Stated task> Extract every line from the records below that contains the word "text".

++++ Records to use ++++

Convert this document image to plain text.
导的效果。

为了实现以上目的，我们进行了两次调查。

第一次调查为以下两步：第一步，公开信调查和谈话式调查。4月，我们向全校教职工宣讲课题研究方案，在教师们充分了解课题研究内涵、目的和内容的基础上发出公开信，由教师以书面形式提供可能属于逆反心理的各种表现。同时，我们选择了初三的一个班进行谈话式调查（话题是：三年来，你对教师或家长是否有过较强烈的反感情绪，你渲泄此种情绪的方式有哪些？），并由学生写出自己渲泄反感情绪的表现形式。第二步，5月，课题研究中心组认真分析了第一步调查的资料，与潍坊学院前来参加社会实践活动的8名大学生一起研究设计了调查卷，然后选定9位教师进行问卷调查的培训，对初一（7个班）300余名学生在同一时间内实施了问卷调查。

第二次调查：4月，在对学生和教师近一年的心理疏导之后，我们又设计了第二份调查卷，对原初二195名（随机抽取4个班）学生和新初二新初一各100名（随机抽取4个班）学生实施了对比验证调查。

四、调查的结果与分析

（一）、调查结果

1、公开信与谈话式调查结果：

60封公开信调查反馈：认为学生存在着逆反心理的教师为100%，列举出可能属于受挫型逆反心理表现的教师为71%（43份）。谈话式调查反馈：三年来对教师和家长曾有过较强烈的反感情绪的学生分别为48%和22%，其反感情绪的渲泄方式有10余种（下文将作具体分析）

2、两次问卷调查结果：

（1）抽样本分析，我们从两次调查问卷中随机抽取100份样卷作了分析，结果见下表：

++++
++++ Records to use ++++

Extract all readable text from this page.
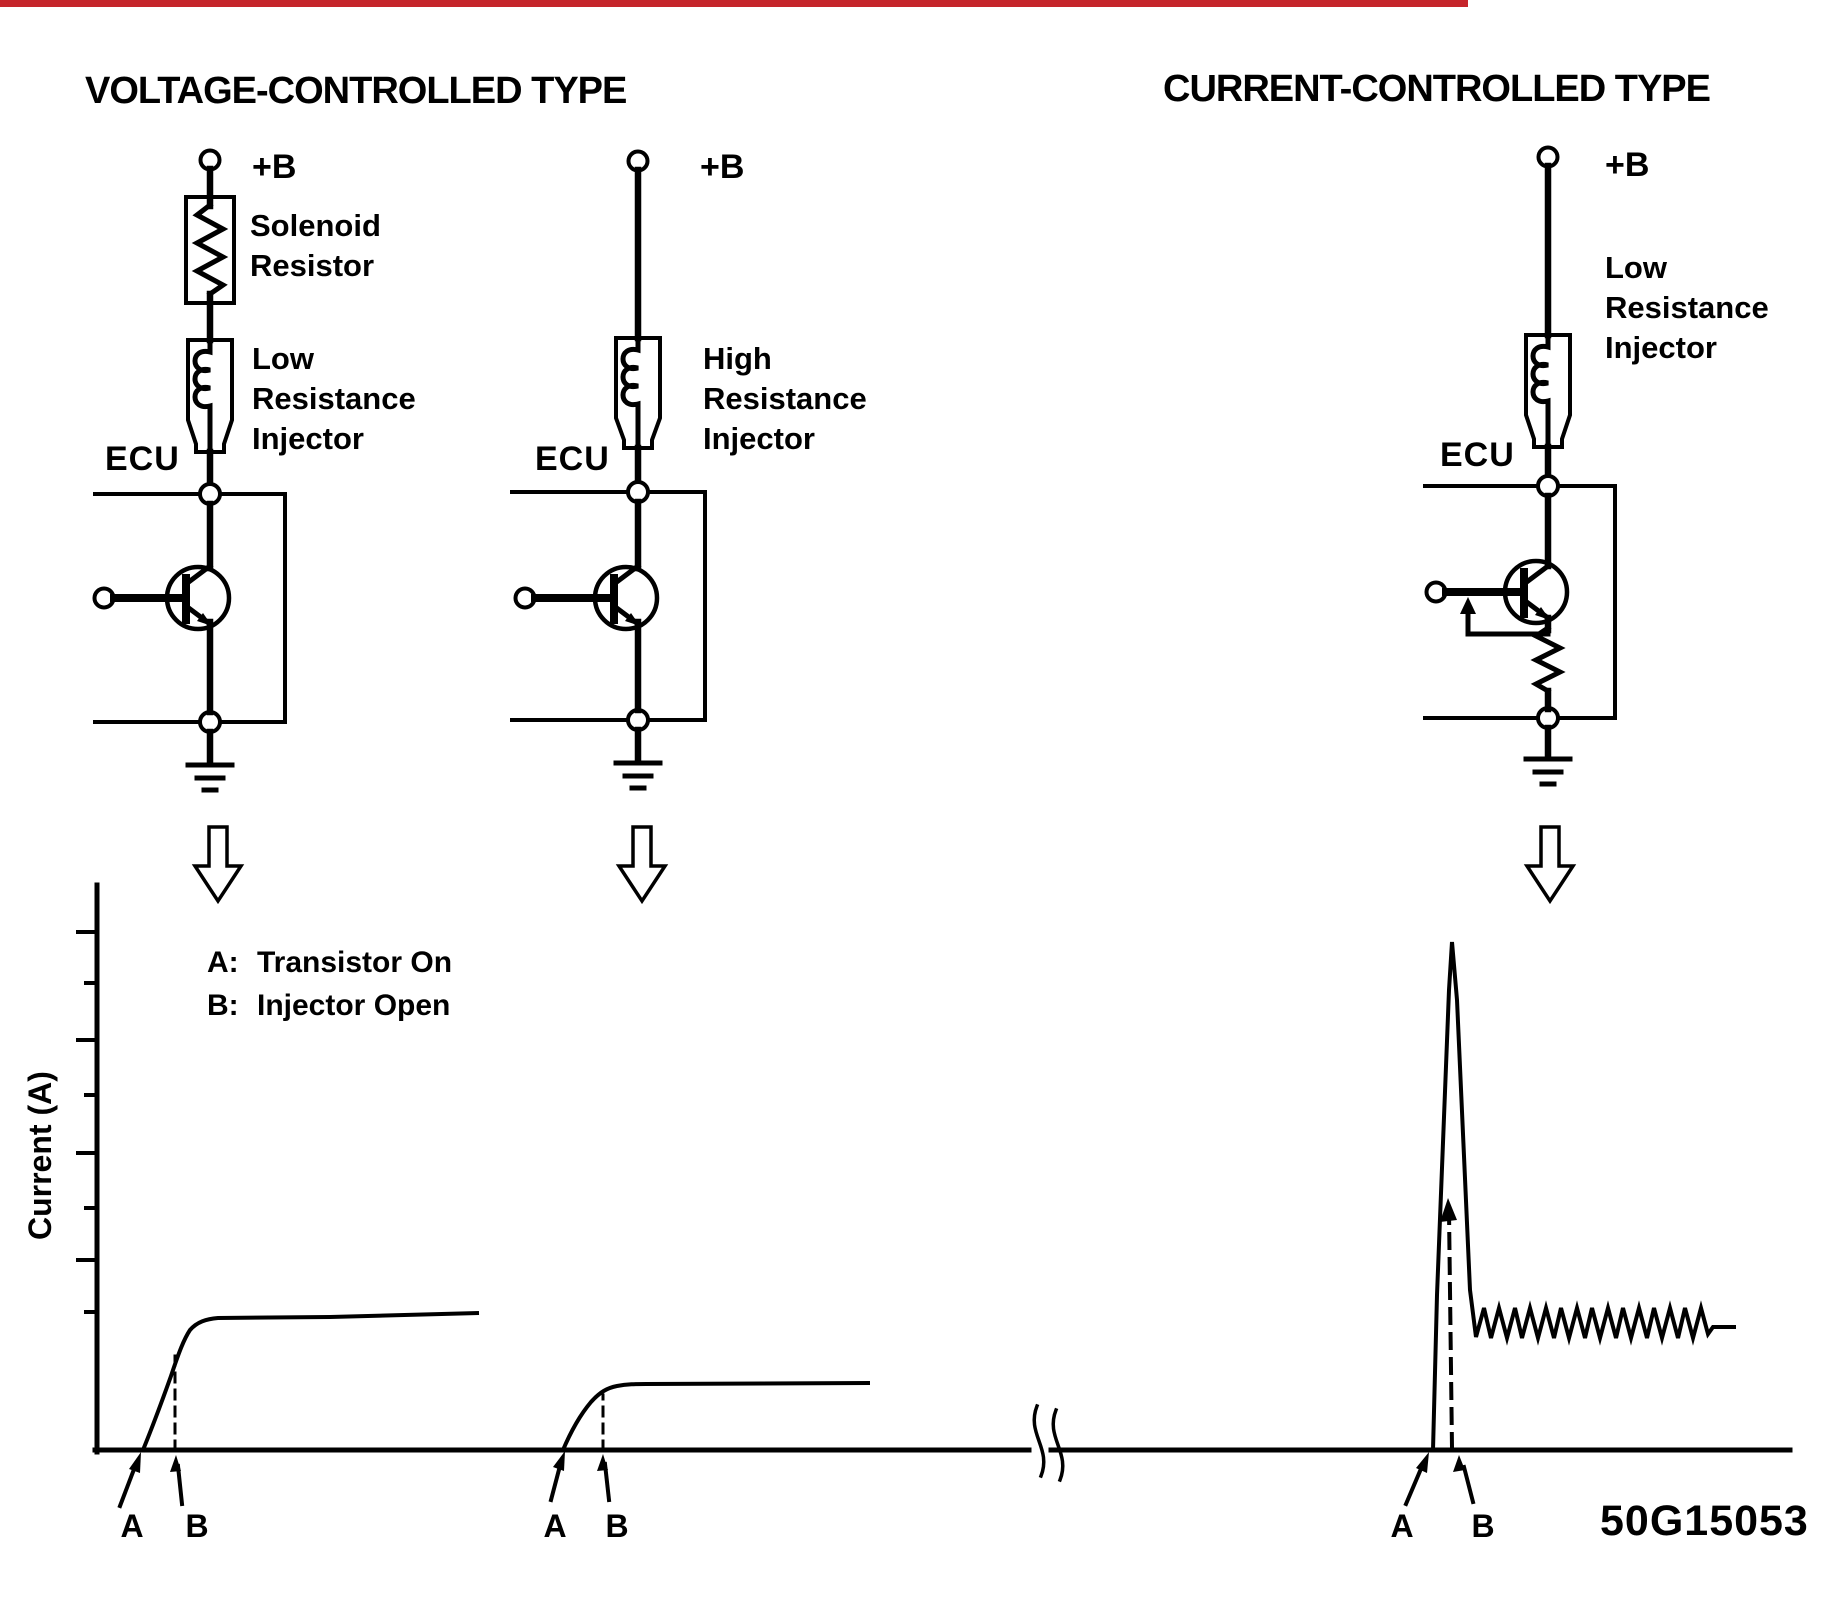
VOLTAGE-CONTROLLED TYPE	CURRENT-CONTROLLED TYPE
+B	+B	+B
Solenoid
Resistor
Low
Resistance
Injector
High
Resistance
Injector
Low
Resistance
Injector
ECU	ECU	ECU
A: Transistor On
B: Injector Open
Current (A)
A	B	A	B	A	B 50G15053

++++

Solution to the problem>
Convert this document image to plain text.
Extract all readable text from this page.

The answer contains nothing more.